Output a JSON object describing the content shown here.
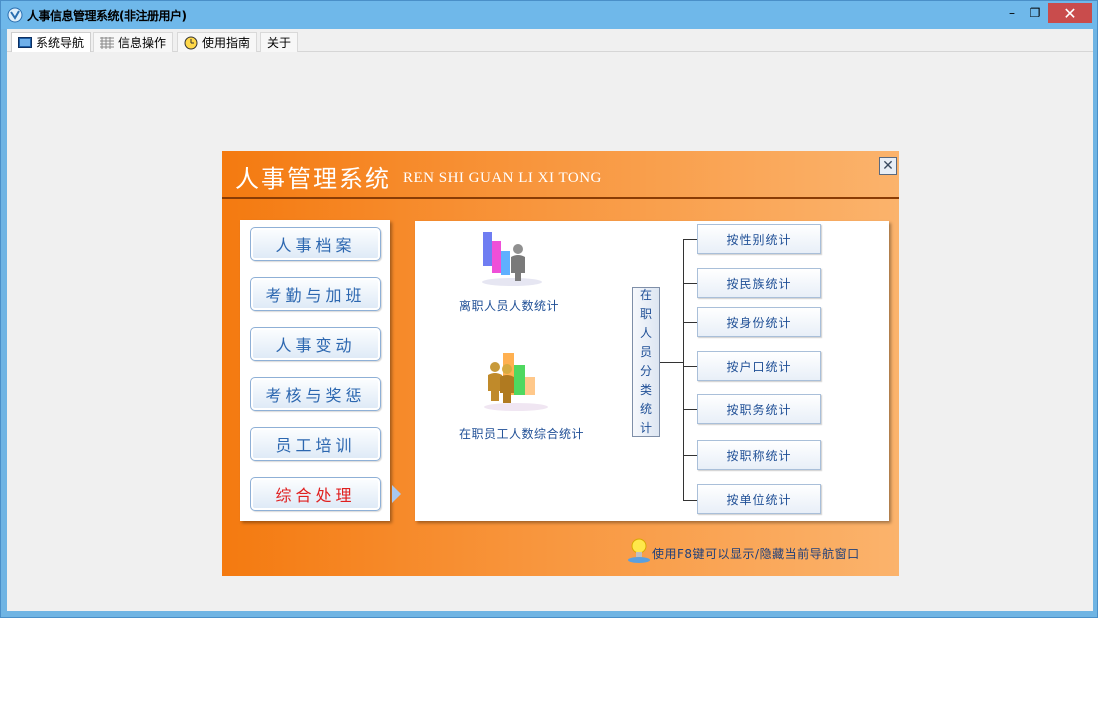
{
  "window": {
    "title": "人事信息管理系统(非注册用户)",
    "minimize_label": "–",
    "maximize_label": "❐",
    "close_label": "✕"
  },
  "tabs": [
    {
      "label": "系统导航",
      "icon": "monitor-icon"
    },
    {
      "label": "信息操作",
      "icon": "grid-icon"
    },
    {
      "label": "使用指南",
      "icon": "clock-icon"
    },
    {
      "label": "关于",
      "icon": ""
    }
  ],
  "panel": {
    "title": "人事管理系统",
    "subtitle": "REN SHI GUAN LI XI TONG",
    "close_label": "✕"
  },
  "menu": [
    {
      "label": "人事档案",
      "active": false
    },
    {
      "label": "考勤与加班",
      "active": false
    },
    {
      "label": "人事变动",
      "active": false
    },
    {
      "label": "考核与奖惩",
      "active": false
    },
    {
      "label": "员工培训",
      "active": false
    },
    {
      "label": "综合处理",
      "active": true
    }
  ],
  "content": {
    "left_items": [
      {
        "label": "离职人员人数统计",
        "icon": "bar-chart-person-icon"
      },
      {
        "label": "在职员工人数综合统计",
        "icon": "bar-chart-group-icon"
      }
    ],
    "vertical_label": [
      "在",
      "职",
      "人",
      "员",
      "分",
      "类",
      "统",
      "计"
    ],
    "stat_buttons": [
      "按性别统计",
      "按民族统计",
      "按身份统计",
      "按户口统计",
      "按职务统计",
      "按职称统计",
      "按单位统计"
    ]
  },
  "hint": "使用F8键可以显示/隐藏当前导航窗口",
  "colors": {
    "titlebar": "#6fb8ea",
    "panel_orange": "#f47a10",
    "menu_text": "#2c67b0",
    "menu_active_text": "#e02020",
    "close_red": "#c94c4c"
  }
}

= = = =

Task to complete
Set down all the entries exactly as they appear, but skip any pictures.

Answer to this problem
Output a JSON object describing the content shown here.
{
  "window": {
    "title": "人事信息管理系统(非注册用户)",
    "minimize_label": "–",
    "maximize_label": "❐",
    "close_label": "✕"
  },
  "tabs": [
    {
      "label": "系统导航",
      "icon": "monitor-icon"
    },
    {
      "label": "信息操作",
      "icon": "grid-icon"
    },
    {
      "label": "使用指南",
      "icon": "clock-icon"
    },
    {
      "label": "关于",
      "icon": ""
    }
  ],
  "panel": {
    "title": "人事管理系统",
    "subtitle": "REN SHI GUAN LI XI TONG",
    "close_label": "✕"
  },
  "menu": [
    {
      "label": "人事档案",
      "active": false
    },
    {
      "label": "考勤与加班",
      "active": false
    },
    {
      "label": "人事变动",
      "active": false
    },
    {
      "label": "考核与奖惩",
      "active": false
    },
    {
      "label": "员工培训",
      "active": false
    },
    {
      "label": "综合处理",
      "active": true
    }
  ],
  "content": {
    "left_items": [
      {
        "label": "离职人员人数统计",
        "icon": "bar-chart-person-icon"
      },
      {
        "label": "在职员工人数综合统计",
        "icon": "bar-chart-group-icon"
      }
    ],
    "vertical_label": [
      "在",
      "职",
      "人",
      "员",
      "分",
      "类",
      "统",
      "计"
    ],
    "stat_buttons": [
      "按性别统计",
      "按民族统计",
      "按身份统计",
      "按户口统计",
      "按职务统计",
      "按职称统计",
      "按单位统计"
    ]
  },
  "hint": "使用F8键可以显示/隐藏当前导航窗口",
  "colors": {
    "titlebar": "#6fb8ea",
    "panel_orange": "#f47a10",
    "menu_text": "#2c67b0",
    "menu_active_text": "#e02020",
    "close_red": "#c94c4c"
  }
}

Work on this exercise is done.